- What you have to do -
Restate all of the entries exactly, dropping any pictures they hold.

- Input rows -
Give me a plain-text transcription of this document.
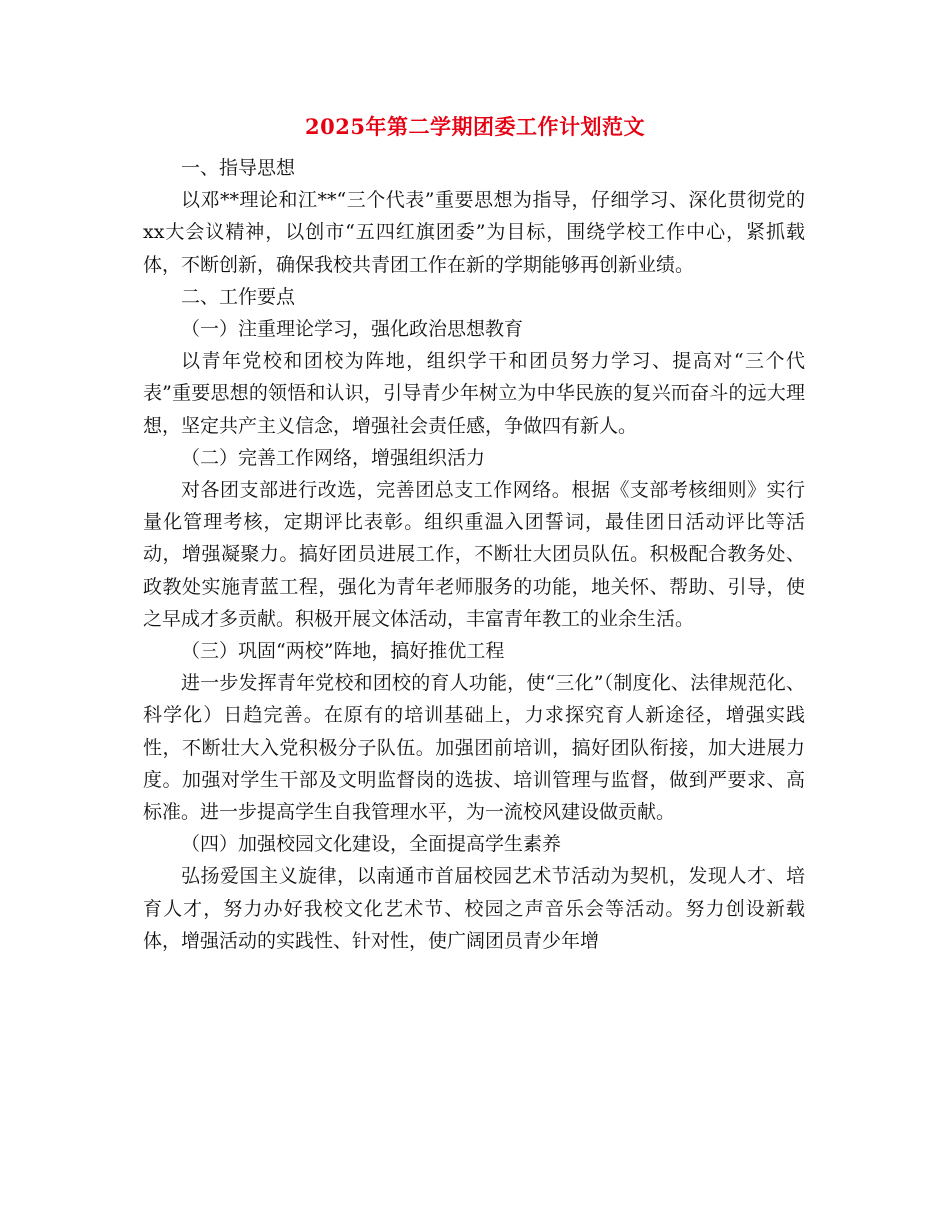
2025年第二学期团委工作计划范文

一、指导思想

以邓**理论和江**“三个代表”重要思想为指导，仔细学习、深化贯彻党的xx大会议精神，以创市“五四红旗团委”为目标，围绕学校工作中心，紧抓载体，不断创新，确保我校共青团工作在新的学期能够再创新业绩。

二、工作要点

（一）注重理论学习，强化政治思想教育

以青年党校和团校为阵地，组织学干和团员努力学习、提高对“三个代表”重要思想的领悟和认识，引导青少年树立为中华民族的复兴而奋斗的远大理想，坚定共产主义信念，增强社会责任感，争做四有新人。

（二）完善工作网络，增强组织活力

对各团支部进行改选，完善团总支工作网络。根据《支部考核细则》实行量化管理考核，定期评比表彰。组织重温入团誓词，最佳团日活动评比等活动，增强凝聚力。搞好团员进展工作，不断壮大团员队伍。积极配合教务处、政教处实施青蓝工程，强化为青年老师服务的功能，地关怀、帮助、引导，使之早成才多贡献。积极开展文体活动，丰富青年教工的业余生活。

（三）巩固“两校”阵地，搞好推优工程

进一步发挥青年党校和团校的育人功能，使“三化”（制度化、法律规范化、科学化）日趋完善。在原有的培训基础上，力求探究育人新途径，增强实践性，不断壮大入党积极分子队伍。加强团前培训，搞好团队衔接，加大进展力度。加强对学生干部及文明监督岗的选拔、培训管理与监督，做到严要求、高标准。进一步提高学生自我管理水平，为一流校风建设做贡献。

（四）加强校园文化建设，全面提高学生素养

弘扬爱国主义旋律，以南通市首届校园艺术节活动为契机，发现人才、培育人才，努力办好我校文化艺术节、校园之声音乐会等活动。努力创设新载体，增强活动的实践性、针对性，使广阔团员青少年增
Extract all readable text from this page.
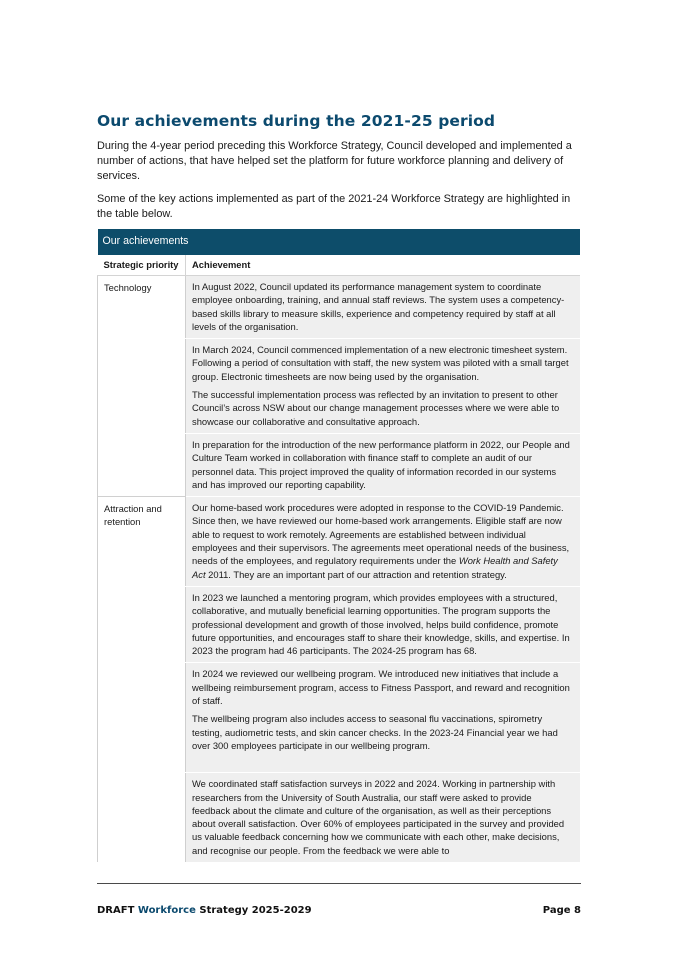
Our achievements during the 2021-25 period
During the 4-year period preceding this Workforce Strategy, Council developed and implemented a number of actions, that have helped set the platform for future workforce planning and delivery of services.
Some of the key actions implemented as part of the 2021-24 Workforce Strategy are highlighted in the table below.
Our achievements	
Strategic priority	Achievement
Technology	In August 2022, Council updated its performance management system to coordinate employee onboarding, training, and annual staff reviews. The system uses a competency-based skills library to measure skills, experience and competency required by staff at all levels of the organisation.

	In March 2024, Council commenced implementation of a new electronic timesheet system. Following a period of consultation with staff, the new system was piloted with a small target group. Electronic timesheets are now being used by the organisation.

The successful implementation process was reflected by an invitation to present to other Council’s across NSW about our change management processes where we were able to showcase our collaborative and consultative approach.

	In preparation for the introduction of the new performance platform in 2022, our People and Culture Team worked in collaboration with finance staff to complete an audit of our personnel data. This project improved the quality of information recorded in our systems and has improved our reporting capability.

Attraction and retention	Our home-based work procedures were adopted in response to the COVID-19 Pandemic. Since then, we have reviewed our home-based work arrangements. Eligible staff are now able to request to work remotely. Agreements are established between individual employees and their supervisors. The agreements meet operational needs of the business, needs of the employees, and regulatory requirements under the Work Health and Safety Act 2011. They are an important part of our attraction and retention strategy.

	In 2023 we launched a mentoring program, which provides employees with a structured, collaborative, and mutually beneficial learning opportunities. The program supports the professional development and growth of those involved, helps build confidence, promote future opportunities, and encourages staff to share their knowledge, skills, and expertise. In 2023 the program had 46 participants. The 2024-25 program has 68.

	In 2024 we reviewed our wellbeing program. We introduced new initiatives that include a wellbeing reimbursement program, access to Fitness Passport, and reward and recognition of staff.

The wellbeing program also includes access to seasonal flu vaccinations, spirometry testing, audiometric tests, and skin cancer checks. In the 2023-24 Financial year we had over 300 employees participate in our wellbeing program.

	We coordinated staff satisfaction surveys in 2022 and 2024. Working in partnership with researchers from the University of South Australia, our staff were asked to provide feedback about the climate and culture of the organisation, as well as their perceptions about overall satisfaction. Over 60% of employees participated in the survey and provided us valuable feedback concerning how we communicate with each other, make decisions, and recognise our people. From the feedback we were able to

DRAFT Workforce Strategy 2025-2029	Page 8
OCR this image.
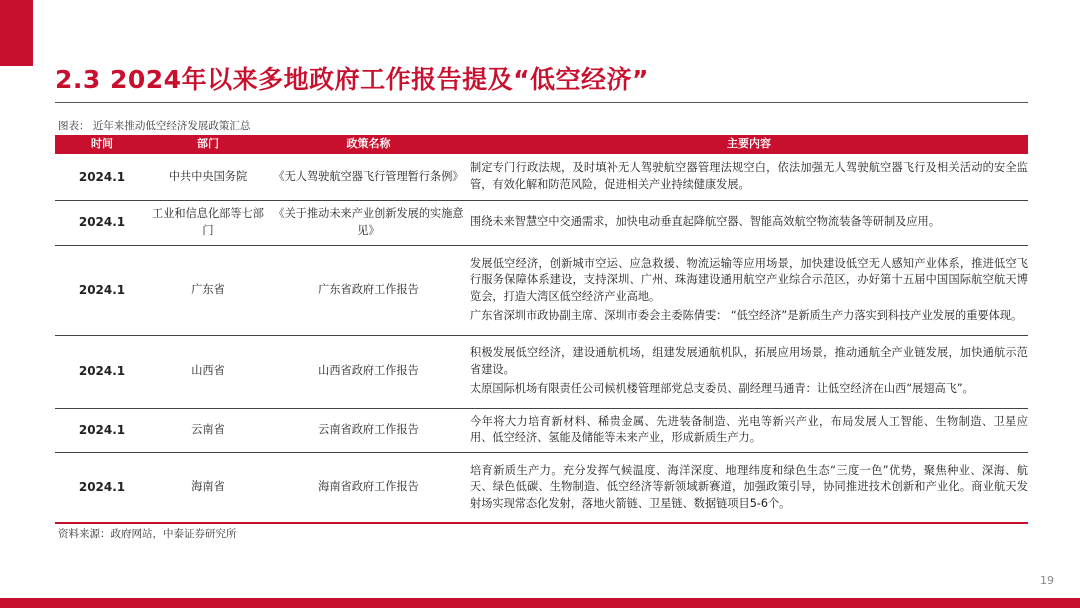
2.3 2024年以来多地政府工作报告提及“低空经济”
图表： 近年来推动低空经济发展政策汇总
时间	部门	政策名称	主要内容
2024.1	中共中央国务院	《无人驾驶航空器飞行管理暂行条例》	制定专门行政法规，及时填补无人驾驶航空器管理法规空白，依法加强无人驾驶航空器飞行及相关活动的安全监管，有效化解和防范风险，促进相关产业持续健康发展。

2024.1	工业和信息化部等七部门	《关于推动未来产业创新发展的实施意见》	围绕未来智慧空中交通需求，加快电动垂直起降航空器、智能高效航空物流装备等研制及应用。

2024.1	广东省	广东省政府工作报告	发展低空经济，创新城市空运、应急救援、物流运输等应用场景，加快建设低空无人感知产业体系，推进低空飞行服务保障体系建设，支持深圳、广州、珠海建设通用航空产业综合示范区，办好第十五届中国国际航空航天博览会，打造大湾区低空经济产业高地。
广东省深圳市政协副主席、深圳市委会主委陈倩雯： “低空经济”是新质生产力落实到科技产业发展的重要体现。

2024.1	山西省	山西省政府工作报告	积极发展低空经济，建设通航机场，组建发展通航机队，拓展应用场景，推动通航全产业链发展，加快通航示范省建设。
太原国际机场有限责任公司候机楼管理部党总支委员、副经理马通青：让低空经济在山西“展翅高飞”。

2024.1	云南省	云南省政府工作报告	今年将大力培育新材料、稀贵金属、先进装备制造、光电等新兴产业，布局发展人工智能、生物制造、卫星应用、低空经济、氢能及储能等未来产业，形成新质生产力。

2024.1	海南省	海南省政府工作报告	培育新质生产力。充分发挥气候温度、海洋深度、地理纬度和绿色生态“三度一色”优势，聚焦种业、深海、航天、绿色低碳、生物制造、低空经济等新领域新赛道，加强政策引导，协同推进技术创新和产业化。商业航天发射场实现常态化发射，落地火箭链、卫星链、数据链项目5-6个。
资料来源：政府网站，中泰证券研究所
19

- Answer to this task -
Give me a plain-text transcription of this document.
2025年第二学期团委工作计划范文

一、指导思想

以邓**理论和江**“三个代表”重要思想为指导，仔细学习、深化贯彻党的xx大会议精神，以创市“五四红旗团委”为目标，围绕学校工作中心，紧抓载体，不断创新，确保我校共青团工作在新的学期能够再创新业绩。

二、工作要点

（一）注重理论学习，强化政治思想教育

以青年党校和团校为阵地，组织学干和团员努力学习、提高对“三个代表”重要思想的领悟和认识，引导青少年树立为中华民族的复兴而奋斗的远大理想，坚定共产主义信念，增强社会责任感，争做四有新人。

（二）完善工作网络，增强组织活力

对各团支部进行改选，完善团总支工作网络。根据《支部考核细则》实行量化管理考核，定期评比表彰。组织重温入团誓词，最佳团日活动评比等活动，增强凝聚力。搞好团员进展工作，不断壮大团员队伍。积极配合教务处、政教处实施青蓝工程，强化为青年老师服务的功能，地关怀、帮助、引导，使之早成才多贡献。积极开展文体活动，丰富青年教工的业余生活。

（三）巩固“两校”阵地，搞好推优工程

进一步发挥青年党校和团校的育人功能，使“三化”（制度化、法律规范化、科学化）日趋完善。在原有的培训基础上，力求探究育人新途径，增强实践性，不断壮大入党积极分子队伍。加强团前培训，搞好团队衔接，加大进展力度。加强对学生干部及文明监督岗的选拔、培训管理与监督，做到严要求、高标准。进一步提高学生自我管理水平，为一流校风建设做贡献。

（四）加强校园文化建设，全面提高学生素养

弘扬爱国主义旋律，以南通市首届校园艺术节活动为契机，发现人才、培育人才，努力办好我校文化艺术节、校园之声音乐会等活动。努力创设新载体，增强活动的实践性、针对性，使广阔团员青少年增
Extract all readable text from this page.
Our achievements during the 2021-25 period
During the 4-year period preceding this Workforce Strategy, Council developed and implemented a number of actions, that have helped set the platform for future workforce planning and delivery of services.
Some of the key actions implemented as part of the 2021-24 Workforce Strategy are highlighted in the table below.
Our achievements	
Strategic priority	Achievement
Technology	In August 2022, Council updated its performance management system to coordinate employee onboarding, training, and annual staff reviews. The system uses a competency-based skills library to measure skills, experience and competency required by staff at all levels of the organisation.

	In March 2024, Council commenced implementation of a new electronic timesheet system. Following a period of consultation with staff, the new system was piloted with a small target group. Electronic timesheets are now being used by the organisation.

The successful implementation process was reflected by an invitation to present to other Council’s across NSW about our change management processes where we were able to showcase our collaborative and consultative approach.

	In preparation for the introduction of the new performance platform in 2022, our People and Culture Team worked in collaboration with finance staff to complete an audit of our personnel data. This project improved the quality of information recorded in our systems and has improved our reporting capability.

Attraction and retention	Our home-based work procedures were adopted in response to the COVID-19 Pandemic. Since then, we have reviewed our home-based work arrangements. Eligible staff are now able to request to work remotely. Agreements are established between individual employees and their supervisors. The agreements meet operational needs of the business, needs of the employees, and regulatory requirements under the Work Health and Safety Act 2011. They are an important part of our attraction and retention strategy.

	In 2023 we launched a mentoring program, which provides employees with a structured, collaborative, and mutually beneficial learning opportunities. The program supports the professional development and growth of those involved, helps build confidence, promote future opportunities, and encourages staff to share their knowledge, skills, and expertise. In 2023 the program had 46 participants. The 2024-25 program has 68.

	In 2024 we reviewed our wellbeing program. We introduced new initiatives that include a wellbeing reimbursement program, access to Fitness Passport, and reward and recognition of staff.

The wellbeing program also includes access to seasonal flu vaccinations, spirometry testing, audiometric tests, and skin cancer checks. In the 2023-24 Financial year we had over 300 employees participate in our wellbeing program.

	We coordinated staff satisfaction surveys in 2022 and 2024. Working in partnership with researchers from the University of South Australia, our staff were asked to provide feedback about the climate and culture of the organisation, as well as their perceptions about overall satisfaction. Over 60% of employees participated in the survey and provided us valuable feedback concerning how we communicate with each other, make decisions, and recognise our people. From the feedback we were able to

DRAFT Workforce Strategy 2025-2029	Page 8
OCR this image.
2.3 2024年以来多地政府工作报告提及“低空经济”
图表： 近年来推动低空经济发展政策汇总
时间	部门	政策名称	主要内容
2024.1	中共中央国务院	《无人驾驶航空器飞行管理暂行条例》	制定专门行政法规，及时填补无人驾驶航空器管理法规空白，依法加强无人驾驶航空器飞行及相关活动的安全监管，有效化解和防范风险，促进相关产业持续健康发展。

2024.1	工业和信息化部等七部门	《关于推动未来产业创新发展的实施意见》	围绕未来智慧空中交通需求，加快电动垂直起降航空器、智能高效航空物流装备等研制及应用。

2024.1	广东省	广东省政府工作报告	发展低空经济，创新城市空运、应急救援、物流运输等应用场景，加快建设低空无人感知产业体系，推进低空飞行服务保障体系建设，支持深圳、广州、珠海建设通用航空产业综合示范区，办好第十五届中国国际航空航天博览会，打造大湾区低空经济产业高地。
广东省深圳市政协副主席、深圳市委会主委陈倩雯： “低空经济”是新质生产力落实到科技产业发展的重要体现。

2024.1	山西省	山西省政府工作报告	积极发展低空经济，建设通航机场，组建发展通航机队，拓展应用场景，推动通航全产业链发展，加快通航示范省建设。
太原国际机场有限责任公司候机楼管理部党总支委员、副经理马通青：让低空经济在山西“展翅高飞”。

2024.1	云南省	云南省政府工作报告	今年将大力培育新材料、稀贵金属、先进装备制造、光电等新兴产业，布局发展人工智能、生物制造、卫星应用、低空经济、氢能及储能等未来产业，形成新质生产力。

2024.1	海南省	海南省政府工作报告	培育新质生产力。充分发挥气候温度、海洋深度、地理纬度和绿色生态“三度一色”优势，聚焦种业、深海、航天、绿色低碳、生物制造、低空经济等新领域新赛道，加强政策引导，协同推进技术创新和产业化。商业航天发射场实现常态化发射，落地火箭链、卫星链、数据链项目5-6个。
资料来源：政府网站，中泰证券研究所
19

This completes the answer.